-- PASSAGE TO READ start --
Therefore, simply put, the moving object collides with a stationary object and being sticky (just for this exercise), they start moving together in whatever direction. Linearity or any other consideration is irrelevant here. Just assume in space, the collision will be direct on, and not sideways since not mentioned... Therefore, since moving in unison, the conservation of momentum cannot be equated since the centre of gravity is moving for this system!

Thanks..LAA_LUke

Subject to "standard assumptions", the problem was fully and satisfactorily solved way back in post #1, which I repeatedly acknowledged - including in a response to one of your postings. Nothing I'm saying changes this result.

Regarding your statement about a "moving center of gravity", this is precisely what conservation of momentum is about. We can rewrite conservation of momentum as "the centre of gravity of a system will continue to move at a constant velocity unless that system is acted on by an external force" - which is obviously the expression of Newton's first law of motion in terms of a multi-bodied system. And it is the only constraint that can be used to answer this challenge.

Once you have absorbed and understood this, you may be in a position to follow some of the more subtle aspects (not part of the original challenge) that I was considering.

I'm exploring these related (additional) areas because others have raised them, and they appeared interesting. One of these (though not necessarily expressed in these terms) was "is 1/3 of the kinetic energy inevitably converted into other forms?". And I was showing that the answer to this would be that, depending on the details of the collision, anywhere between none and 1/3 of the KE would be converted.

Thank you, Dave. I WAS complicating the exercise unnecessarily, which on reflection was meant to be straightforward (and unexpectedly easy).
-- PASSAGE TO READ end --
-- RECORDED DATA start --
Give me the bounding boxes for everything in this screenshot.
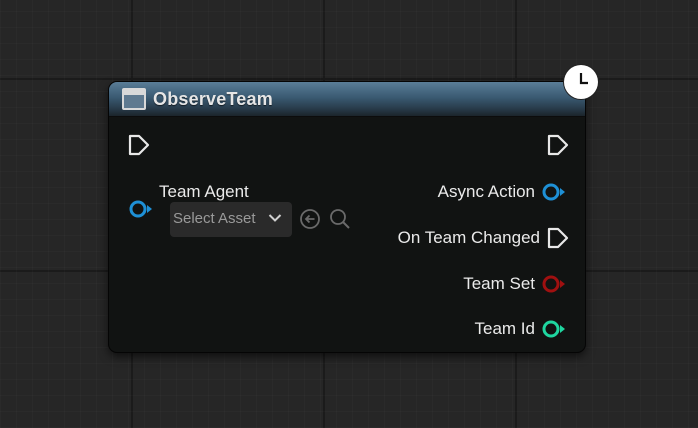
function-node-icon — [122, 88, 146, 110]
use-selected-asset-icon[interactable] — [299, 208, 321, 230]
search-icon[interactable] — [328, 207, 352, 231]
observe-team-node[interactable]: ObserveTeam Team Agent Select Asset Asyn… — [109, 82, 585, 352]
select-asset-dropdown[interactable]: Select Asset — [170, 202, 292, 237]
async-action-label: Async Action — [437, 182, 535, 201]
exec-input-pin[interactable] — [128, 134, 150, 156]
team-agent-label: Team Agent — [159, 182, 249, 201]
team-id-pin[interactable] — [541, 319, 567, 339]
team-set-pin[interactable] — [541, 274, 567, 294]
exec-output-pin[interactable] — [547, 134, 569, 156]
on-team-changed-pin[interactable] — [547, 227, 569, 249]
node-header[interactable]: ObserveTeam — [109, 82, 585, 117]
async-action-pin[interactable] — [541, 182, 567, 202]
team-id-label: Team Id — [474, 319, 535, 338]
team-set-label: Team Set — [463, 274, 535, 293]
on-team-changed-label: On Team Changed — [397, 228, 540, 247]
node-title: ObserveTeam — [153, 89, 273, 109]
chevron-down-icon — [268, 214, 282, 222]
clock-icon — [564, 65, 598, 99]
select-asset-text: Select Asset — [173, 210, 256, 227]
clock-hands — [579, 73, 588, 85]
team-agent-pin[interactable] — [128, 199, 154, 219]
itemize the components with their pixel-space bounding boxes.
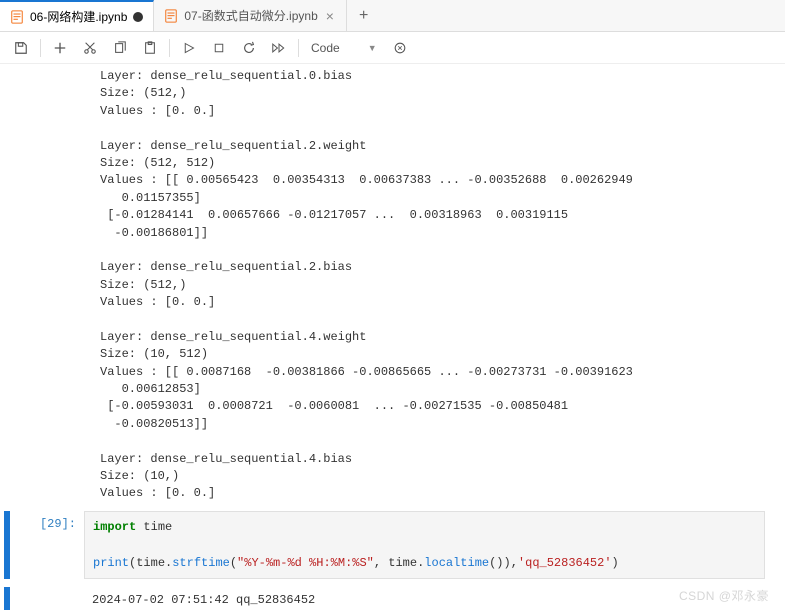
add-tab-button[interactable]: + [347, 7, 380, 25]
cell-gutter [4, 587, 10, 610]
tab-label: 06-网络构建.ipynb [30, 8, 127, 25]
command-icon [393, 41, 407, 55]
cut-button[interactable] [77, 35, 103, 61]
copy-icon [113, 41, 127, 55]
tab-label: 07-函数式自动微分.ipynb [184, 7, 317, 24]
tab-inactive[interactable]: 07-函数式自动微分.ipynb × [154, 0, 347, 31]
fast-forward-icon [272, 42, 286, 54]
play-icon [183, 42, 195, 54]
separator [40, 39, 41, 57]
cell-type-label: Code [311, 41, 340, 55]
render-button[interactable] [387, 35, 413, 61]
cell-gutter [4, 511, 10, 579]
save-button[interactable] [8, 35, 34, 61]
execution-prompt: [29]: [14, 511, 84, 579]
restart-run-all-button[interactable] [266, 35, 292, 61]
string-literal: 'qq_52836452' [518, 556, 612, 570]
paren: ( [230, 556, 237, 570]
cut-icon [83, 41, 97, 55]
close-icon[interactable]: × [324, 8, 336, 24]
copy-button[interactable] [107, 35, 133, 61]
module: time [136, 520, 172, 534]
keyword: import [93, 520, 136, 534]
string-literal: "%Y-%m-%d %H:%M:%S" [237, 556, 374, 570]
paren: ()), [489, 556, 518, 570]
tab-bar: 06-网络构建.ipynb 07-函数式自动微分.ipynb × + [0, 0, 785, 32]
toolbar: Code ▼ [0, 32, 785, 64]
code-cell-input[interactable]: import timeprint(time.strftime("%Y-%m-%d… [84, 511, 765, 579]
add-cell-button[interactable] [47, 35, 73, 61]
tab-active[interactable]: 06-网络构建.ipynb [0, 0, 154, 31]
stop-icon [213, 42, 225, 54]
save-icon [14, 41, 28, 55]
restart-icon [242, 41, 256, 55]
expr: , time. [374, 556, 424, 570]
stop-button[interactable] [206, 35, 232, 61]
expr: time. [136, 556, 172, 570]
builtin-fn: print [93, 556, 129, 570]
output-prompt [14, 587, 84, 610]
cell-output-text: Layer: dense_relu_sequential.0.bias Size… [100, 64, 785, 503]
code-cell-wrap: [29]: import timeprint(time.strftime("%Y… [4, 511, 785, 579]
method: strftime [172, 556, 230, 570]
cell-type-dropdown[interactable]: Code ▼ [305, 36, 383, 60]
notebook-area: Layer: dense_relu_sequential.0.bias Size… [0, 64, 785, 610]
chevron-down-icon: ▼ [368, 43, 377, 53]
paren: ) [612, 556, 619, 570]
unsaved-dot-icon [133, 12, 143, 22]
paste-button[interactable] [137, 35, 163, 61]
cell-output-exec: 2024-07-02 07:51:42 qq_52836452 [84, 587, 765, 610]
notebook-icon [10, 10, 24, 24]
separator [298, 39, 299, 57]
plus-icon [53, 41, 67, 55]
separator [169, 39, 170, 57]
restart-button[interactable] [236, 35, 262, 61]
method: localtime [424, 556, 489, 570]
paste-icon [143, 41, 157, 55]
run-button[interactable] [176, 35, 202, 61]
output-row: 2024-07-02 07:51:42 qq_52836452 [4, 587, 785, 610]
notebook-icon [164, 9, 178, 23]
-- RECORDED DATA end --
-- RECORDED DATA start --
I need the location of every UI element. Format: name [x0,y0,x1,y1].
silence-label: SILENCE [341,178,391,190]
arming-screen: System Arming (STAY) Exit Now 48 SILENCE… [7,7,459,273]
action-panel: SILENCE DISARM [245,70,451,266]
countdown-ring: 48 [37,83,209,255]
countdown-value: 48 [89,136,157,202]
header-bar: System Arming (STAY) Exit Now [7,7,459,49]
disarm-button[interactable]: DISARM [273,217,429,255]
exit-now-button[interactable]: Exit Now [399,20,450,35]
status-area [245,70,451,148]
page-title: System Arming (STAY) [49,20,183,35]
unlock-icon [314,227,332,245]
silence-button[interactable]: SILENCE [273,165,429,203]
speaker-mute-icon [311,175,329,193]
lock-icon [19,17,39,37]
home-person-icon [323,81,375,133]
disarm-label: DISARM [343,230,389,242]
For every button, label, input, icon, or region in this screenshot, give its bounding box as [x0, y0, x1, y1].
-- RECORDED DATA end --
SET PROBLEM 1: List every phrase that appears inside double quotation marks in the collision thread.
SET PROBLEM 2: According to the collision thread, how much of the kinetic energy could be converted into other forms, depending on the details of the collision?
The items above have no role in what is asked here.

EXERCISE ANSWER 1:
"standard assumptions"
"moving center of gravity"
"the centre of gravity of a system will continue to move at a constant velocity unless that system is acted on by an external force"
"is 1/3 of the kinetic energy inevitably converted into other forms?"

EXERCISE ANSWER 2: Anywhere between none and 1/3 of the kinetic energy.